=== Stored rows ===
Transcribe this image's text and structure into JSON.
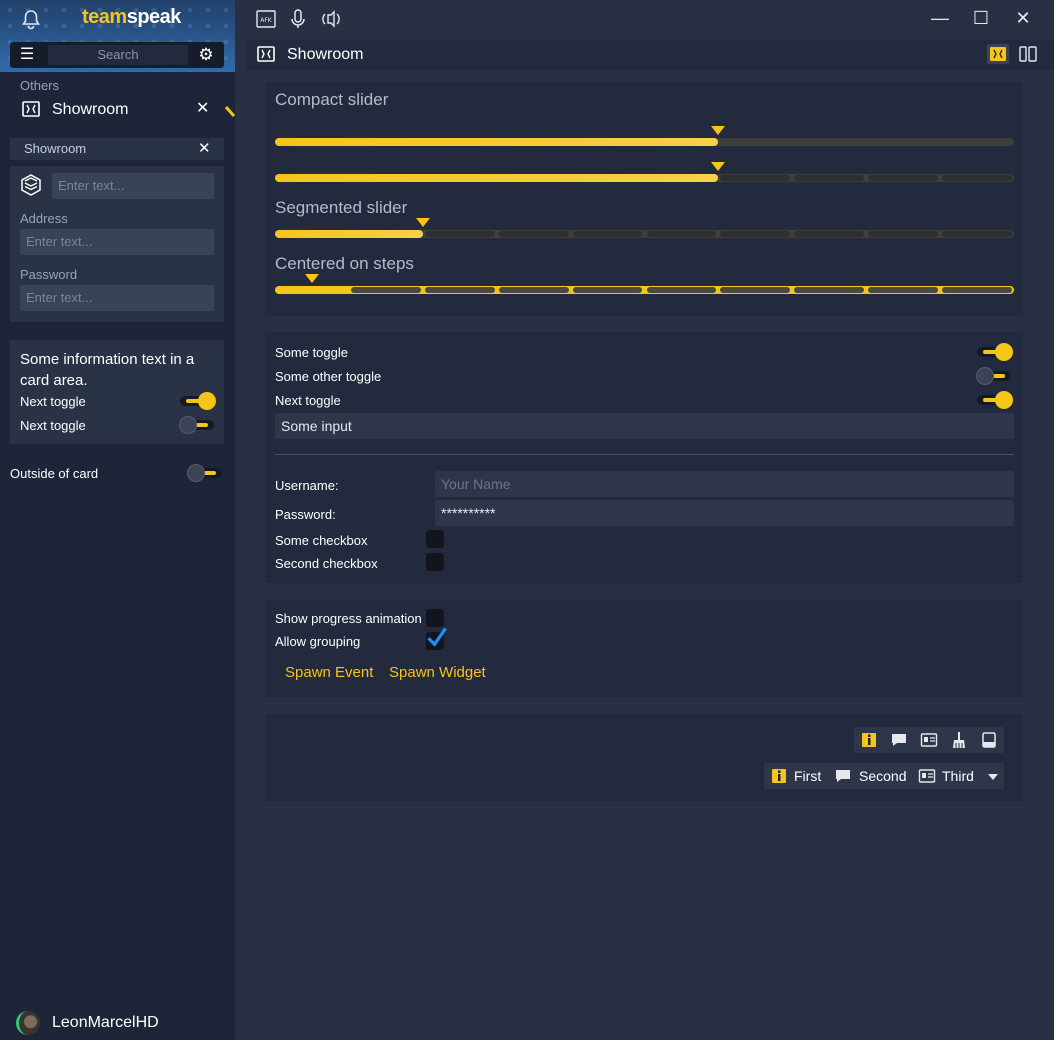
{
  "app": {
    "logo_part1": "team",
    "logo_part2": "speak"
  },
  "sidebar": {
    "search_placeholder": "Search",
    "section_label": "Others",
    "active_item": "Showroom",
    "tab_label": "Showroom",
    "form": {
      "name_placeholder": "Enter text...",
      "address_label": "Address",
      "address_placeholder": "Enter text...",
      "password_label": "Password",
      "password_placeholder": "Enter text..."
    },
    "card": {
      "info_text": "Some information text in a card area.",
      "toggle1_label": "Next toggle",
      "toggle1_on": true,
      "toggle2_label": "Next toggle",
      "toggle2_on": false
    },
    "outside_label": "Outside of card",
    "outside_on": false,
    "username": "LeonMarcelHD"
  },
  "topbar": {
    "icons": [
      "afk-icon",
      "microphone-icon",
      "speaker-icon"
    ]
  },
  "tab": {
    "title": "Showroom"
  },
  "sliders": {
    "compact_title": "Compact slider",
    "compact_value": 0.6,
    "segmented_title": "Segmented slider",
    "segmented_value": 0.2,
    "centered_title": "Centered on steps",
    "centered_value": 0.05,
    "segments": 10
  },
  "toggles": {
    "t1": {
      "label": "Some toggle",
      "on": true
    },
    "t2": {
      "label": "Some other toggle",
      "on": false
    },
    "t3": {
      "label": "Next toggle",
      "on": true
    },
    "input_value": "Some input"
  },
  "login": {
    "username_label": "Username:",
    "username_placeholder": "Your Name",
    "password_label": "Password:",
    "password_value": "**********",
    "checkbox1_label": "Some checkbox",
    "checkbox2_label": "Second checkbox"
  },
  "events": {
    "progress_label": "Show progress animation",
    "grouping_label": "Allow grouping",
    "spawn_event": "Spawn Event",
    "spawn_widget": "Spawn Widget"
  },
  "segmented": {
    "first": "First",
    "second": "Second",
    "third": "Third"
  },
  "colors": {
    "accent": "#f5c518",
    "bg": "#2a3043",
    "panel": "#232a3d",
    "check": "#1e90ff"
  }
}
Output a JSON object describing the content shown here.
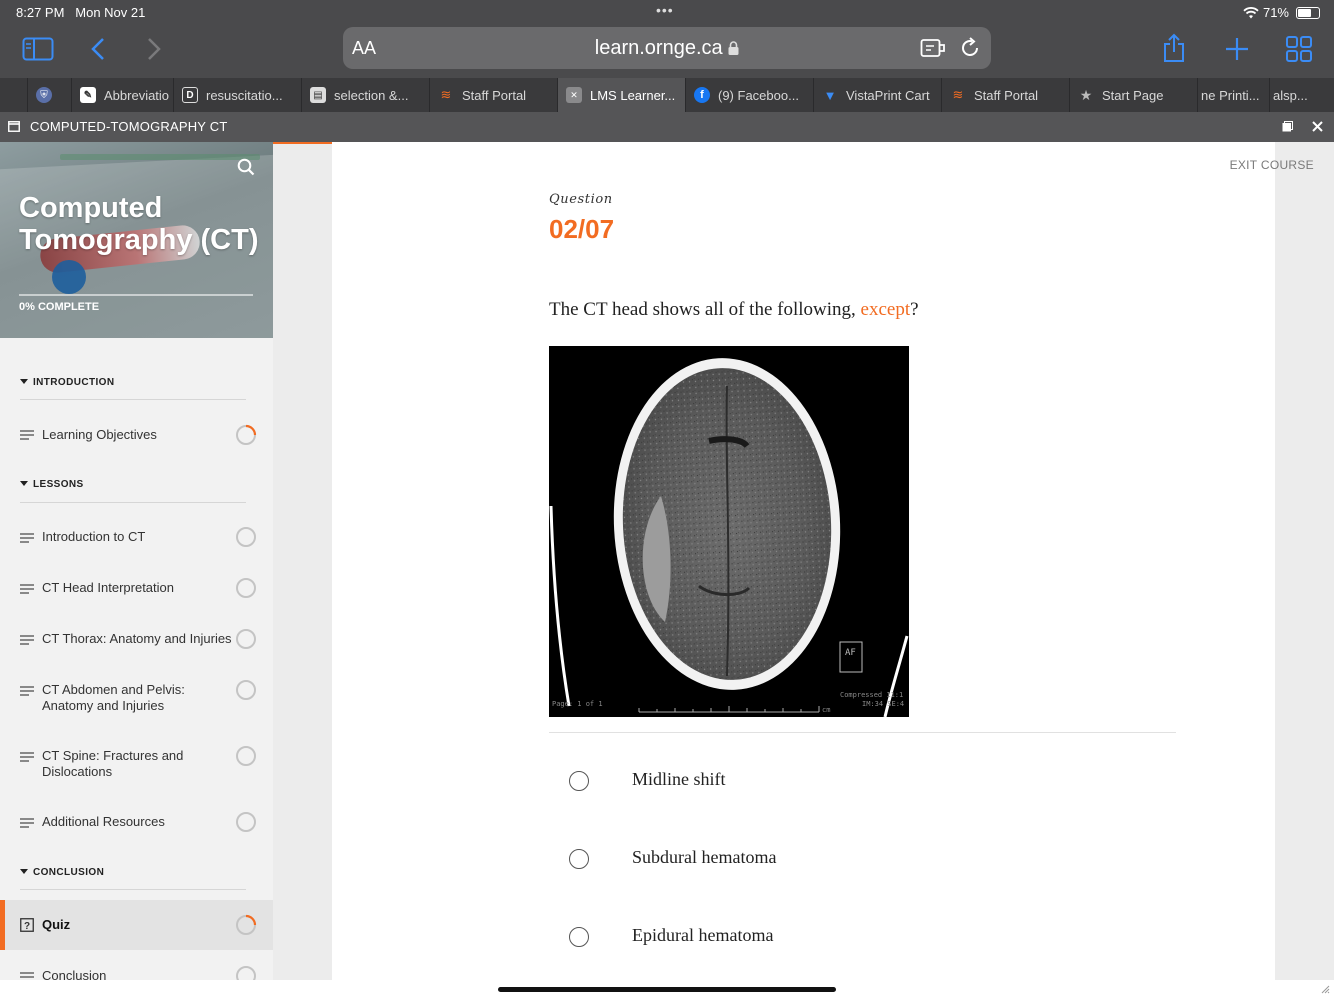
{
  "status_bar": {
    "time": "8:27 PM",
    "date": "Mon Nov 21",
    "battery": "71%",
    "battery_level": 0.71
  },
  "browser": {
    "text_size_label": "AA",
    "url": "learn.ornge.ca",
    "tabs": [
      {
        "label": "",
        "favicon": "generic-icon"
      },
      {
        "label": "",
        "favicon": "shield-icon"
      },
      {
        "label": "Abbreviatio",
        "favicon": "app-icon"
      },
      {
        "label": "resuscitatio...",
        "favicon": "d-icon"
      },
      {
        "label": "selection &...",
        "favicon": "doc-icon"
      },
      {
        "label": "Staff Portal",
        "favicon": "portal-icon"
      },
      {
        "label": "LMS Learner...",
        "favicon": "lms-icon",
        "active": true
      },
      {
        "label": "(9) Faceboo...",
        "favicon": "facebook-icon"
      },
      {
        "label": "VistaPrint Cart",
        "favicon": "vistaprint-icon"
      },
      {
        "label": "Staff Portal",
        "favicon": "portal-icon"
      },
      {
        "label": "Start Page",
        "favicon": "star-icon"
      },
      {
        "label": "ne Printi...",
        "favicon": ""
      },
      {
        "label": "alsp...",
        "favicon": ""
      }
    ]
  },
  "app": {
    "title": "COMPUTED-TOMOGRAPHY CT"
  },
  "sidebar": {
    "course_title_line1": "Computed",
    "course_title_line2": "Tomography (CT)",
    "progress_label": "0% COMPLETE",
    "progress": 0,
    "sections": [
      {
        "title": "INTRODUCTION",
        "lessons": [
          {
            "label": "Learning Objectives",
            "status": "in-progress"
          }
        ]
      },
      {
        "title": "LESSONS",
        "lessons": [
          {
            "label": "Introduction to CT",
            "status": "not-started"
          },
          {
            "label": "CT Head Interpretation",
            "status": "not-started"
          },
          {
            "label": "CT Thorax: Anatomy and Injuries",
            "status": "not-started"
          },
          {
            "label": "CT Abdomen and Pelvis: Anatomy and Injuries",
            "status": "not-started"
          },
          {
            "label": "CT Spine: Fractures and Dislocations",
            "status": "not-started"
          },
          {
            "label": "Additional Resources",
            "status": "not-started"
          }
        ]
      },
      {
        "title": "CONCLUSION",
        "lessons": [
          {
            "label": "Quiz",
            "status": "in-progress",
            "active": true
          },
          {
            "label": "Conclusion",
            "status": "not-started"
          }
        ]
      }
    ]
  },
  "main": {
    "exit_label": "EXIT COURSE",
    "question_label": "Question",
    "question_number": "02/07",
    "question_text_before": "The CT head shows all of the following, ",
    "question_text_accent": "except",
    "question_text_after": "?",
    "image_captions": {
      "page": "Page: 1 of 1",
      "compressed": "Compressed 11:1",
      "im": "IM:34 SE:4",
      "unit": "cm",
      "marker": "AF"
    },
    "options": [
      "Midline shift",
      "Subdural hematoma",
      "Epidural hematoma"
    ]
  },
  "colors": {
    "accent": "#f26c22",
    "ios_blue": "#3b8cf5"
  }
}
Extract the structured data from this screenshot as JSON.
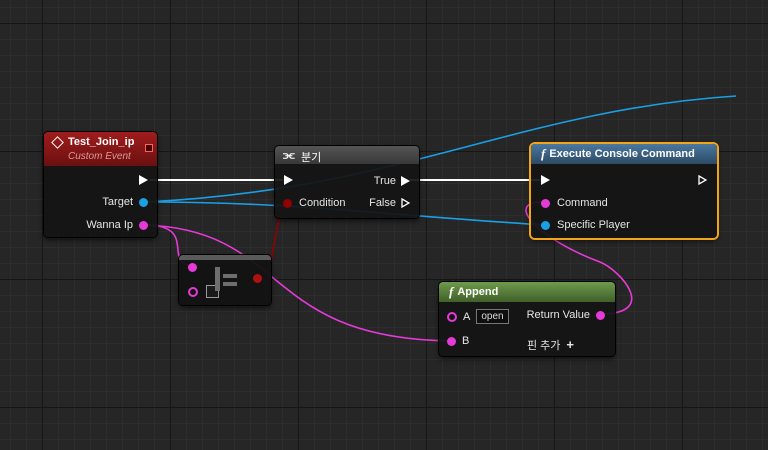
{
  "colors": {
    "exec": "#ffffff",
    "object": "#1b9fe4",
    "string": "#e53ad6",
    "bool": "#930000",
    "event_header": "#8a1616",
    "function_header": "#3a5f7e",
    "pure_header": "#5a7d3e",
    "branch_header": "#444444",
    "selected": "#f2a517"
  },
  "event_node": {
    "icon": "event-diamond-icon",
    "title": "Test_Join_ip",
    "subtitle": "Custom Event",
    "pins": {
      "target": "Target",
      "wanna_ip": "Wanna Ip"
    }
  },
  "branch_node": {
    "icon": "branch-icon",
    "title": "분기",
    "pins": {
      "condition": "Condition",
      "true": "True",
      "false": "False"
    }
  },
  "console_node": {
    "icon": "function-icon",
    "title": "Execute Console Command",
    "pins": {
      "command": "Command",
      "specific_player": "Specific Player"
    }
  },
  "append_node": {
    "icon": "function-icon",
    "title": "Append",
    "pins": {
      "a": "A",
      "a_value": "open",
      "b": "B",
      "return_value": "Return Value",
      "add_pin": "핀 추가"
    }
  },
  "equal_node": {
    "icon": "string-compare-icon"
  }
}
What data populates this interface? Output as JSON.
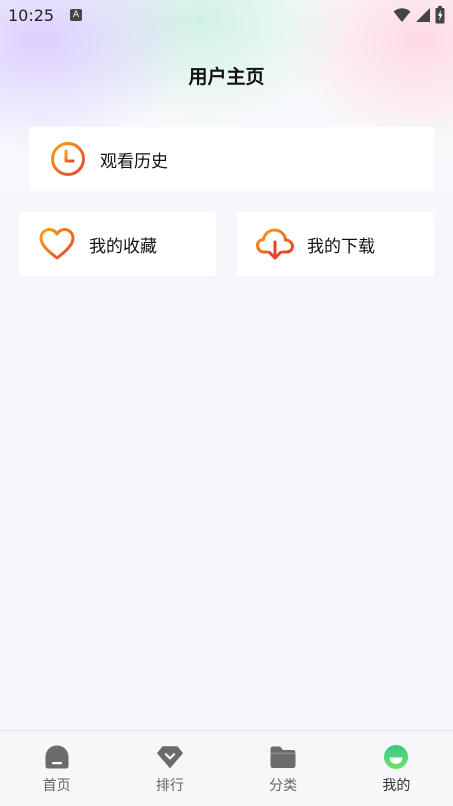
{
  "status_bar": {
    "time": "10:25",
    "notification_letter": "A"
  },
  "header": {
    "title": "用户主页"
  },
  "cards": {
    "history": {
      "label": "观看历史",
      "icon": "clock-icon"
    },
    "favorites": {
      "label": "我的收藏",
      "icon": "heart-icon"
    },
    "downloads": {
      "label": "我的下载",
      "icon": "cloud-download-icon"
    }
  },
  "bottom_nav": {
    "items": [
      {
        "label": "首页",
        "icon": "home-icon",
        "active": false
      },
      {
        "label": "排行",
        "icon": "ranking-icon",
        "active": false
      },
      {
        "label": "分类",
        "icon": "folder-icon",
        "active": false
      },
      {
        "label": "我的",
        "icon": "profile-smile-icon",
        "active": true
      }
    ]
  },
  "colors": {
    "icon_gradient_start": "#f7a11a",
    "icon_gradient_end": "#e8432a",
    "nav_icon_inactive": "#6b6b6b",
    "nav_icon_active": "#3ecf7a"
  }
}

=== Problem ===
How many lines in the records above contain the word "hematoma"? Reply with the number and nothing more.

=== Result for this exercise ===
2